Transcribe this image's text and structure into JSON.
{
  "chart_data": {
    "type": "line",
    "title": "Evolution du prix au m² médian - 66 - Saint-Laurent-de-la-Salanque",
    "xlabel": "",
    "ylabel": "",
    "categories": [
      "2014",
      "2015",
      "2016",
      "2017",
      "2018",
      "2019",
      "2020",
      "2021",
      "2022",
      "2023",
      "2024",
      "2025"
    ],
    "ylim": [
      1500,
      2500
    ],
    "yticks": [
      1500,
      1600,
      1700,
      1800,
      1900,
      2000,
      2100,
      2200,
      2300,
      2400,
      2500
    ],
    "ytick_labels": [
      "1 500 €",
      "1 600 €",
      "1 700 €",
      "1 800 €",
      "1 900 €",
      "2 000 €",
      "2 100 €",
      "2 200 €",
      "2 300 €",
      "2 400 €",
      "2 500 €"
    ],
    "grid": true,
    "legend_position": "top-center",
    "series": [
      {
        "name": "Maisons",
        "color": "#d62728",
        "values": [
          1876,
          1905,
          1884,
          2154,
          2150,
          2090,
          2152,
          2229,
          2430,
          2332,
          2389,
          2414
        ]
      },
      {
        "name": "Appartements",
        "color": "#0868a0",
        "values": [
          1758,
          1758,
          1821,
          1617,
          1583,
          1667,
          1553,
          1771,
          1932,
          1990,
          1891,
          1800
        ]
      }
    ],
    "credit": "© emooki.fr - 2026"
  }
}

═══

What you will do -> Every entry must be quoted exactly as it appears above.

Reply to the exercise ->
Transcribe this image's text and structure into JSON.
{
  "chart_data": {
    "type": "line",
    "title": "Evolution du prix au m² médian - 66 - Saint-Laurent-de-la-Salanque",
    "xlabel": "",
    "ylabel": "",
    "categories": [
      "2014",
      "2015",
      "2016",
      "2017",
      "2018",
      "2019",
      "2020",
      "2021",
      "2022",
      "2023",
      "2024",
      "2025"
    ],
    "ylim": [
      1500,
      2500
    ],
    "yticks": [
      1500,
      1600,
      1700,
      1800,
      1900,
      2000,
      2100,
      2200,
      2300,
      2400,
      2500
    ],
    "ytick_labels": [
      "1 500 €",
      "1 600 €",
      "1 700 €",
      "1 800 €",
      "1 900 €",
      "2 000 €",
      "2 100 €",
      "2 200 €",
      "2 300 €",
      "2 400 €",
      "2 500 €"
    ],
    "grid": true,
    "legend_position": "top-center",
    "series": [
      {
        "name": "Maisons",
        "color": "#d62728",
        "values": [
          1876,
          1905,
          1884,
          2154,
          2150,
          2090,
          2152,
          2229,
          2430,
          2332,
          2389,
          2414
        ]
      },
      {
        "name": "Appartements",
        "color": "#0868a0",
        "values": [
          1758,
          1758,
          1821,
          1617,
          1583,
          1667,
          1553,
          1771,
          1932,
          1990,
          1891,
          1800
        ]
      }
    ],
    "credit": "© emooki.fr - 2026"
  }
}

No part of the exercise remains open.